■ What you have to do ■
Could you extract every entry below and reproduce it exactly?

■ Dataset records ■
=======

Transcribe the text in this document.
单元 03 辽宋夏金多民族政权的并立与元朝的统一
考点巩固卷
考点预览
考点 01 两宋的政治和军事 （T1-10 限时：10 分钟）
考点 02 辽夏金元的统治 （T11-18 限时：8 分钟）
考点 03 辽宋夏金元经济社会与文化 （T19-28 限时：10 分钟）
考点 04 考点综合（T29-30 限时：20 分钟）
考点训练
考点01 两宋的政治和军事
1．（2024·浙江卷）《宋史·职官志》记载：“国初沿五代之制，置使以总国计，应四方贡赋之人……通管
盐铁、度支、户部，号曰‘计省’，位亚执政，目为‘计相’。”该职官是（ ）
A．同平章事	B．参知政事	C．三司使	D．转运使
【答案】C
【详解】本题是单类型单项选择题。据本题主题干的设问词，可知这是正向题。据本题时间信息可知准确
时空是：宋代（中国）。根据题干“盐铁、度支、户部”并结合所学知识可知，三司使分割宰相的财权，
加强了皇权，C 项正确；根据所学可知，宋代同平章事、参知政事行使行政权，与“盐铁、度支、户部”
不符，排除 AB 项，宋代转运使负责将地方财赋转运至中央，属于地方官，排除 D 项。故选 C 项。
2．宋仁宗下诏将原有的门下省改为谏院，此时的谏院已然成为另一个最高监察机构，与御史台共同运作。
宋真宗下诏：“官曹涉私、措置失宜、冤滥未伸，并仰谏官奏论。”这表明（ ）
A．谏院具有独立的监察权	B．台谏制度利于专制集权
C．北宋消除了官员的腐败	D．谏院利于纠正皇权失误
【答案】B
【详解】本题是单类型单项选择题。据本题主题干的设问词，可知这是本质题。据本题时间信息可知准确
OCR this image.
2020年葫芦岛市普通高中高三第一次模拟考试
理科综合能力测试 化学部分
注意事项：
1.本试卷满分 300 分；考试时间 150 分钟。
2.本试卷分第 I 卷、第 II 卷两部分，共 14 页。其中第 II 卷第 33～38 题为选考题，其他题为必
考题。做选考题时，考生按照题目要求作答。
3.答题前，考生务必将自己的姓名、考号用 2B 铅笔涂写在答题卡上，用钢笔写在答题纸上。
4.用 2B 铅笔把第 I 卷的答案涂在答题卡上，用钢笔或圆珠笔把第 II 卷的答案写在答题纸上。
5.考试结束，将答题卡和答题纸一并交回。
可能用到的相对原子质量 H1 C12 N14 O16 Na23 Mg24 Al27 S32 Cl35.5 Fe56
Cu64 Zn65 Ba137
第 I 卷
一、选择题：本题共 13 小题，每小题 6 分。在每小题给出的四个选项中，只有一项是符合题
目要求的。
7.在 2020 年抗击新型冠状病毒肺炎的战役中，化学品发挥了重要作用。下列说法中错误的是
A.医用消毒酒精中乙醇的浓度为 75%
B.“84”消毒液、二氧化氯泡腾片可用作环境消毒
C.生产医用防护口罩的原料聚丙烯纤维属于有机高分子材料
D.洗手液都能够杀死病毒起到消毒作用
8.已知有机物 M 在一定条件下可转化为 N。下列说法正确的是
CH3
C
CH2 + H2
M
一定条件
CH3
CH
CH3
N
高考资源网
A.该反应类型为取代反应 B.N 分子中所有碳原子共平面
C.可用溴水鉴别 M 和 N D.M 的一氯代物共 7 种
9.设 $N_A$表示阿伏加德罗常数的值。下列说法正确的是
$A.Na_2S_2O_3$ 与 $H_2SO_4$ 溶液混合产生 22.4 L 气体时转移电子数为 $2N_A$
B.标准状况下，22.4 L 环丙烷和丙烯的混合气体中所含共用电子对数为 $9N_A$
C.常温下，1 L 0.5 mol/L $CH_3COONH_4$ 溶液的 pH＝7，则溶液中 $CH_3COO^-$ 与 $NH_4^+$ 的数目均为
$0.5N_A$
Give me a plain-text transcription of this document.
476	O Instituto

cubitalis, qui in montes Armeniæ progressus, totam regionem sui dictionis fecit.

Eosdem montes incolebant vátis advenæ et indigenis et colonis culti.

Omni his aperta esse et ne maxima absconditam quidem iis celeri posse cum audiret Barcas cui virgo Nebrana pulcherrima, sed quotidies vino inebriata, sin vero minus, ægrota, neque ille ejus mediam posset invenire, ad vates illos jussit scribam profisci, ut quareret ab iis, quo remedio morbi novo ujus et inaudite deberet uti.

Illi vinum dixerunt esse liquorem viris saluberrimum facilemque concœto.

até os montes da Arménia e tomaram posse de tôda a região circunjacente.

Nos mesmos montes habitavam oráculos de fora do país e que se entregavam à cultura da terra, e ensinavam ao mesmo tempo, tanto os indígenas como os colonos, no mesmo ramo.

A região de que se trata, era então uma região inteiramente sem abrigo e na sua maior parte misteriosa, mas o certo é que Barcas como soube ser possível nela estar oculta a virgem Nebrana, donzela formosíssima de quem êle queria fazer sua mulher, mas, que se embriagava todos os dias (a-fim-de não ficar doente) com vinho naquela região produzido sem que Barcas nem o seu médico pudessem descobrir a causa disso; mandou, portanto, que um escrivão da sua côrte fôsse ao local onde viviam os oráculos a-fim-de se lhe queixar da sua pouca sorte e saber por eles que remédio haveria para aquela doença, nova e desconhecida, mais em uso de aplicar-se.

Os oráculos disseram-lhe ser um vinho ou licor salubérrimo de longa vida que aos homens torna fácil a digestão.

=======

■ Written answer ■
Transcribe the text in this document.
单元 03 辽宋夏金多民族政权的并立与元朝的统一
考点巩固卷
考点预览
考点 01 两宋的政治和军事 （T1-10 限时：10 分钟）
考点 02 辽夏金元的统治 （T11-18 限时：8 分钟）
考点 03 辽宋夏金元经济社会与文化 （T19-28 限时：10 分钟）
考点 04 考点综合（T29-30 限时：20 分钟）
考点训练
考点01 两宋的政治和军事
1．（2024·浙江卷）《宋史·职官志》记载：“国初沿五代之制，置使以总国计，应四方贡赋之人……通管
盐铁、度支、户部，号曰‘计省’，位亚执政，目为‘计相’。”该职官是（ ）
A．同平章事	B．参知政事	C．三司使	D．转运使
【答案】C
【详解】本题是单类型单项选择题。据本题主题干的设问词，可知这是正向题。据本题时间信息可知准确
时空是：宋代（中国）。根据题干“盐铁、度支、户部”并结合所学知识可知，三司使分割宰相的财权，
加强了皇权，C 项正确；根据所学可知，宋代同平章事、参知政事行使行政权，与“盐铁、度支、户部”
不符，排除 AB 项，宋代转运使负责将地方财赋转运至中央，属于地方官，排除 D 项。故选 C 项。
2．宋仁宗下诏将原有的门下省改为谏院，此时的谏院已然成为另一个最高监察机构，与御史台共同运作。
宋真宗下诏：“官曹涉私、措置失宜、冤滥未伸，并仰谏官奏论。”这表明（ ）
A．谏院具有独立的监察权	B．台谏制度利于专制集权
C．北宋消除了官员的腐败	D．谏院利于纠正皇权失误
【答案】B
【详解】本题是单类型单项选择题。据本题主题干的设问词，可知这是本质题。据本题时间信息可知准确
OCR this image.
2020年葫芦岛市普通高中高三第一次模拟考试
理科综合能力测试 化学部分
注意事项：
1.本试卷满分 300 分；考试时间 150 分钟。
2.本试卷分第 I 卷、第 II 卷两部分，共 14 页。其中第 II 卷第 33～38 题为选考题，其他题为必
考题。做选考题时，考生按照题目要求作答。
3.答题前，考生务必将自己的姓名、考号用 2B 铅笔涂写在答题卡上，用钢笔写在答题纸上。
4.用 2B 铅笔把第 I 卷的答案涂在答题卡上，用钢笔或圆珠笔把第 II 卷的答案写在答题纸上。
5.考试结束，将答题卡和答题纸一并交回。
可能用到的相对原子质量 H1 C12 N14 O16 Na23 Mg24 Al27 S32 Cl35.5 Fe56
Cu64 Zn65 Ba137
第 I 卷
一、选择题：本题共 13 小题，每小题 6 分。在每小题给出的四个选项中，只有一项是符合题
目要求的。
7.在 2020 年抗击新型冠状病毒肺炎的战役中，化学品发挥了重要作用。下列说法中错误的是
A.医用消毒酒精中乙醇的浓度为 75%
B.“84”消毒液、二氧化氯泡腾片可用作环境消毒
C.生产医用防护口罩的原料聚丙烯纤维属于有机高分子材料
D.洗手液都能够杀死病毒起到消毒作用
8.已知有机物 M 在一定条件下可转化为 N。下列说法正确的是
CH3
C
CH2 + H2
M
一定条件
CH3
CH
CH3
N
高考资源网
A.该反应类型为取代反应 B.N 分子中所有碳原子共平面
C.可用溴水鉴别 M 和 N D.M 的一氯代物共 7 种
9.设 $N_A$表示阿伏加德罗常数的值。下列说法正确的是
$A.Na_2S_2O_3$ 与 $H_2SO_4$ 溶液混合产生 22.4 L 气体时转移电子数为 $2N_A$
B.标准状况下，22.4 L 环丙烷和丙烯的混合气体中所含共用电子对数为 $9N_A$
C.常温下，1 L 0.5 mol/L $CH_3COONH_4$ 溶液的 pH＝7，则溶液中 $CH_3COO^-$ 与 $NH_4^+$ 的数目均为
$0.5N_A$
Give me a plain-text transcription of this document.
476	O Instituto

cubitalis, qui in montes Armeniæ progressus, totam regionem sui dictionis fecit.

Eosdem montes incolebant vátis advenæ et indigenis et colonis culti.

Omni his aperta esse et ne maxima absconditam quidem iis celeri posse cum audiret Barcas cui virgo Nebrana pulcherrima, sed quotidies vino inebriata, sin vero minus, ægrota, neque ille ejus mediam posset invenire, ad vates illos jussit scribam profisci, ut quareret ab iis, quo remedio morbi novo ujus et inaudite deberet uti.

Illi vinum dixerunt esse liquorem viris saluberrimum facilemque concœto.

até os montes da Arménia e tomaram posse de tôda a região circunjacente.

Nos mesmos montes habitavam oráculos de fora do país e que se entregavam à cultura da terra, e ensinavam ao mesmo tempo, tanto os indígenas como os colonos, no mesmo ramo.

A região de que se trata, era então uma região inteiramente sem abrigo e na sua maior parte misteriosa, mas o certo é que Barcas como soube ser possível nela estar oculta a virgem Nebrana, donzela formosíssima de quem êle queria fazer sua mulher, mas, que se embriagava todos os dias (a-fim-de não ficar doente) com vinho naquela região produzido sem que Barcas nem o seu médico pudessem descobrir a causa disso; mandou, portanto, que um escrivão da sua côrte fôsse ao local onde viviam os oráculos a-fim-de se lhe queixar da sua pouca sorte e saber por eles que remédio haveria para aquela doença, nova e desconhecida, mais em uso de aplicar-se.

Os oráculos disseram-lhe ser um vinho ou licor salubérrimo de longa vida que aos homens torna fácil a digestão.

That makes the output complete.